» **Problem**: Leaving the pictures aside, transcribe every line below exactly.

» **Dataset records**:
◆ ◆ ◆ ◆ ◆

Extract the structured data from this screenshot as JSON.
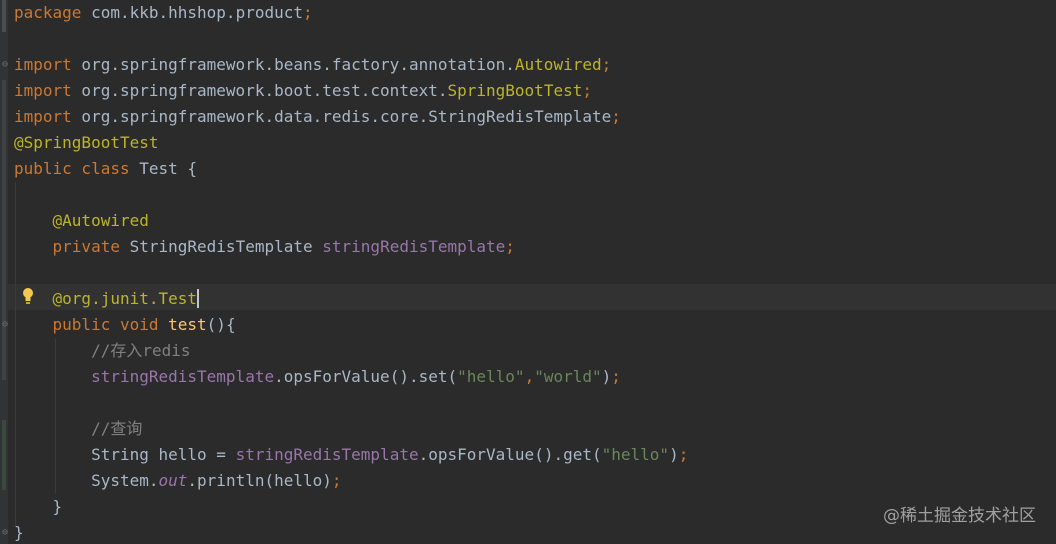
{
  "editor": {
    "lines": [
      [
        {
          "t": "package",
          "c": "kw"
        },
        {
          "t": " com.kkb.hhshop.product",
          "c": "plain"
        },
        {
          "t": ";",
          "c": "kw"
        }
      ],
      [],
      [
        {
          "t": "import",
          "c": "kw"
        },
        {
          "t": " org.springframework.beans.factory.annotation.",
          "c": "plain"
        },
        {
          "t": "Autowired",
          "c": "ann"
        },
        {
          "t": ";",
          "c": "kw"
        }
      ],
      [
        {
          "t": "import",
          "c": "kw"
        },
        {
          "t": " org.springframework.boot.test.context.",
          "c": "plain"
        },
        {
          "t": "SpringBootTest",
          "c": "ann"
        },
        {
          "t": ";",
          "c": "kw"
        }
      ],
      [
        {
          "t": "import",
          "c": "kw"
        },
        {
          "t": " org.springframework.data.redis.core.StringRedisTemplate",
          "c": "plain"
        },
        {
          "t": ";",
          "c": "kw"
        }
      ],
      [
        {
          "t": "@SpringBootTest",
          "c": "ann"
        }
      ],
      [
        {
          "t": "public class",
          "c": "kw"
        },
        {
          "t": " Test {",
          "c": "plain"
        }
      ],
      [],
      [
        {
          "t": "    ",
          "c": "plain"
        },
        {
          "t": "@Autowired",
          "c": "ann"
        }
      ],
      [
        {
          "t": "    ",
          "c": "plain"
        },
        {
          "t": "private",
          "c": "kw"
        },
        {
          "t": " StringRedisTemplate ",
          "c": "plain"
        },
        {
          "t": "stringRedisTemplate",
          "c": "field"
        },
        {
          "t": ";",
          "c": "kw"
        }
      ],
      [],
      [
        {
          "t": "    ",
          "c": "plain"
        },
        {
          "t": "@org.junit.",
          "c": "ann"
        },
        {
          "t": "Test",
          "c": "ann"
        },
        {
          "t": "",
          "c": "caret"
        }
      ],
      [
        {
          "t": "    ",
          "c": "plain"
        },
        {
          "t": "public void",
          "c": "kw"
        },
        {
          "t": " ",
          "c": "plain"
        },
        {
          "t": "test",
          "c": "fn"
        },
        {
          "t": "(){",
          "c": "plain"
        }
      ],
      [
        {
          "t": "        ",
          "c": "plain"
        },
        {
          "t": "//存入redis",
          "c": "com"
        }
      ],
      [
        {
          "t": "        ",
          "c": "plain"
        },
        {
          "t": "stringRedisTemplate",
          "c": "field"
        },
        {
          "t": ".opsForValue().set(",
          "c": "plain"
        },
        {
          "t": "\"hello\"",
          "c": "str"
        },
        {
          "t": ",",
          "c": "kw"
        },
        {
          "t": "\"world\"",
          "c": "str"
        },
        {
          "t": ")",
          "c": "plain"
        },
        {
          "t": ";",
          "c": "kw"
        }
      ],
      [],
      [
        {
          "t": "        ",
          "c": "plain"
        },
        {
          "t": "//查询",
          "c": "com"
        }
      ],
      [
        {
          "t": "        ",
          "c": "plain"
        },
        {
          "t": "String hello = ",
          "c": "plain"
        },
        {
          "t": "stringRedisTemplate",
          "c": "field"
        },
        {
          "t": ".opsForValue().get(",
          "c": "plain"
        },
        {
          "t": "\"hello\"",
          "c": "str"
        },
        {
          "t": ")",
          "c": "plain"
        },
        {
          "t": ";",
          "c": "kw"
        }
      ],
      [
        {
          "t": "        ",
          "c": "plain"
        },
        {
          "t": "System.",
          "c": "plain"
        },
        {
          "t": "out",
          "c": "field-it"
        },
        {
          "t": ".println(hello)",
          "c": "plain"
        },
        {
          "t": ";",
          "c": "kw"
        }
      ],
      [
        {
          "t": "    }",
          "c": "plain"
        }
      ],
      [
        {
          "t": "}",
          "c": "plain"
        }
      ]
    ]
  },
  "watermark": "@稀土掘金技术社区",
  "icons": {
    "intention": "lightbulb-icon",
    "fold": "fold-marker-icon"
  },
  "colors": {
    "background": "#2b2b2b",
    "keyword": "#cc7832",
    "annotation": "#bbb529",
    "field": "#9876aa",
    "method": "#ffc66d",
    "string": "#6a8759",
    "comment": "#808080",
    "text": "#a9b7c6"
  }
}
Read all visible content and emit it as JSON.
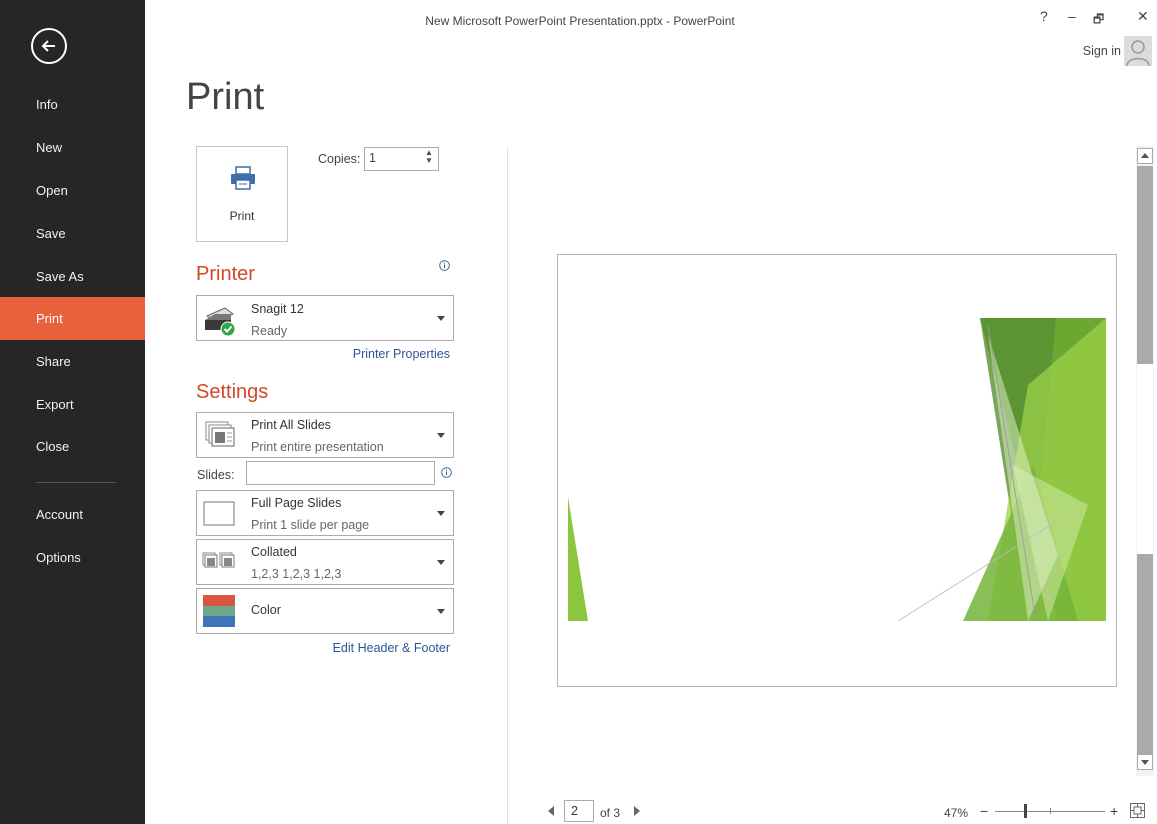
{
  "window": {
    "title": "New Microsoft PowerPoint Presentation.pptx - PowerPoint",
    "help": "?",
    "minimize": "–",
    "restore": "🗗",
    "close": "✕",
    "sign_in": "Sign in"
  },
  "nav": {
    "items": [
      {
        "label": "Info"
      },
      {
        "label": "New"
      },
      {
        "label": "Open"
      },
      {
        "label": "Save"
      },
      {
        "label": "Save As"
      },
      {
        "label": "Print",
        "active": true
      },
      {
        "label": "Share"
      },
      {
        "label": "Export"
      },
      {
        "label": "Close"
      },
      {
        "label": "Account"
      },
      {
        "label": "Options"
      }
    ]
  },
  "page": {
    "title": "Print",
    "print_button": "Print",
    "copies_label": "Copies:",
    "copies_value": "1"
  },
  "printer": {
    "heading": "Printer",
    "name": "Snagit 12",
    "status": "Ready",
    "properties_link": "Printer Properties"
  },
  "settings": {
    "heading": "Settings",
    "range": {
      "title": "Print All Slides",
      "subtitle": "Print entire presentation"
    },
    "slides_label": "Slides:",
    "slides_value": "",
    "layout": {
      "title": "Full Page Slides",
      "subtitle": "Print 1 slide per page"
    },
    "collation": {
      "title": "Collated",
      "subtitle": "1,2,3   1,2,3   1,2,3"
    },
    "color": {
      "title": "Color"
    },
    "header_footer_link": "Edit Header & Footer"
  },
  "preview": {
    "current_page": "2",
    "of_pages": "of 3",
    "zoom": "47%"
  },
  "colors": {
    "nav_bg": "#262626",
    "accent": "#e8603c",
    "heading": "#d24726",
    "link": "#2b5797"
  }
}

◆ ◆ ◆ ◆ ◆

» **Output for this task**:
Extract the structured data from this screenshot as JSON.
{
  "editor": {
    "lines": [
      [
        {
          "t": "package",
          "c": "kw"
        },
        {
          "t": " com.kkb.hhshop.product",
          "c": "plain"
        },
        {
          "t": ";",
          "c": "kw"
        }
      ],
      [],
      [
        {
          "t": "import",
          "c": "kw"
        },
        {
          "t": " org.springframework.beans.factory.annotation.",
          "c": "plain"
        },
        {
          "t": "Autowired",
          "c": "ann"
        },
        {
          "t": ";",
          "c": "kw"
        }
      ],
      [
        {
          "t": "import",
          "c": "kw"
        },
        {
          "t": " org.springframework.boot.test.context.",
          "c": "plain"
        },
        {
          "t": "SpringBootTest",
          "c": "ann"
        },
        {
          "t": ";",
          "c": "kw"
        }
      ],
      [
        {
          "t": "import",
          "c": "kw"
        },
        {
          "t": " org.springframework.data.redis.core.StringRedisTemplate",
          "c": "plain"
        },
        {
          "t": ";",
          "c": "kw"
        }
      ],
      [
        {
          "t": "@SpringBootTest",
          "c": "ann"
        }
      ],
      [
        {
          "t": "public class",
          "c": "kw"
        },
        {
          "t": " Test {",
          "c": "plain"
        }
      ],
      [],
      [
        {
          "t": "    ",
          "c": "plain"
        },
        {
          "t": "@Autowired",
          "c": "ann"
        }
      ],
      [
        {
          "t": "    ",
          "c": "plain"
        },
        {
          "t": "private",
          "c": "kw"
        },
        {
          "t": " StringRedisTemplate ",
          "c": "plain"
        },
        {
          "t": "stringRedisTemplate",
          "c": "field"
        },
        {
          "t": ";",
          "c": "kw"
        }
      ],
      [],
      [
        {
          "t": "    ",
          "c": "plain"
        },
        {
          "t": "@org.junit.",
          "c": "ann"
        },
        {
          "t": "Test",
          "c": "ann"
        },
        {
          "t": "",
          "c": "caret"
        }
      ],
      [
        {
          "t": "    ",
          "c": "plain"
        },
        {
          "t": "public void",
          "c": "kw"
        },
        {
          "t": " ",
          "c": "plain"
        },
        {
          "t": "test",
          "c": "fn"
        },
        {
          "t": "(){",
          "c": "plain"
        }
      ],
      [
        {
          "t": "        ",
          "c": "plain"
        },
        {
          "t": "//存入redis",
          "c": "com"
        }
      ],
      [
        {
          "t": "        ",
          "c": "plain"
        },
        {
          "t": "stringRedisTemplate",
          "c": "field"
        },
        {
          "t": ".opsForValue().set(",
          "c": "plain"
        },
        {
          "t": "\"hello\"",
          "c": "str"
        },
        {
          "t": ",",
          "c": "kw"
        },
        {
          "t": "\"world\"",
          "c": "str"
        },
        {
          "t": ")",
          "c": "plain"
        },
        {
          "t": ";",
          "c": "kw"
        }
      ],
      [],
      [
        {
          "t": "        ",
          "c": "plain"
        },
        {
          "t": "//查询",
          "c": "com"
        }
      ],
      [
        {
          "t": "        ",
          "c": "plain"
        },
        {
          "t": "String hello = ",
          "c": "plain"
        },
        {
          "t": "stringRedisTemplate",
          "c": "field"
        },
        {
          "t": ".opsForValue().get(",
          "c": "plain"
        },
        {
          "t": "\"hello\"",
          "c": "str"
        },
        {
          "t": ")",
          "c": "plain"
        },
        {
          "t": ";",
          "c": "kw"
        }
      ],
      [
        {
          "t": "        ",
          "c": "plain"
        },
        {
          "t": "System.",
          "c": "plain"
        },
        {
          "t": "out",
          "c": "field-it"
        },
        {
          "t": ".println(hello)",
          "c": "plain"
        },
        {
          "t": ";",
          "c": "kw"
        }
      ],
      [
        {
          "t": "    }",
          "c": "plain"
        }
      ],
      [
        {
          "t": "}",
          "c": "plain"
        }
      ]
    ]
  },
  "watermark": "@稀土掘金技术社区",
  "icons": {
    "intention": "lightbulb-icon",
    "fold": "fold-marker-icon"
  },
  "colors": {
    "background": "#2b2b2b",
    "keyword": "#cc7832",
    "annotation": "#bbb529",
    "field": "#9876aa",
    "method": "#ffc66d",
    "string": "#6a8759",
    "comment": "#808080",
    "text": "#a9b7c6"
  }
}
Read all visible content and emit it as JSON.
{
  "window": {
    "title": "New Microsoft PowerPoint Presentation.pptx - PowerPoint",
    "help": "?",
    "minimize": "–",
    "restore": "🗗",
    "close": "✕",
    "sign_in": "Sign in"
  },
  "nav": {
    "items": [
      {
        "label": "Info"
      },
      {
        "label": "New"
      },
      {
        "label": "Open"
      },
      {
        "label": "Save"
      },
      {
        "label": "Save As"
      },
      {
        "label": "Print",
        "active": true
      },
      {
        "label": "Share"
      },
      {
        "label": "Export"
      },
      {
        "label": "Close"
      },
      {
        "label": "Account"
      },
      {
        "label": "Options"
      }
    ]
  },
  "page": {
    "title": "Print",
    "print_button": "Print",
    "copies_label": "Copies:",
    "copies_value": "1"
  },
  "printer": {
    "heading": "Printer",
    "name": "Snagit 12",
    "status": "Ready",
    "properties_link": "Printer Properties"
  },
  "settings": {
    "heading": "Settings",
    "range": {
      "title": "Print All Slides",
      "subtitle": "Print entire presentation"
    },
    "slides_label": "Slides:",
    "slides_value": "",
    "layout": {
      "title": "Full Page Slides",
      "subtitle": "Print 1 slide per page"
    },
    "collation": {
      "title": "Collated",
      "subtitle": "1,2,3   1,2,3   1,2,3"
    },
    "color": {
      "title": "Color"
    },
    "header_footer_link": "Edit Header & Footer"
  },
  "preview": {
    "current_page": "2",
    "of_pages": "of 3",
    "zoom": "47%"
  },
  "colors": {
    "nav_bg": "#262626",
    "accent": "#e8603c",
    "heading": "#d24726",
    "link": "#2b5797"
  }
}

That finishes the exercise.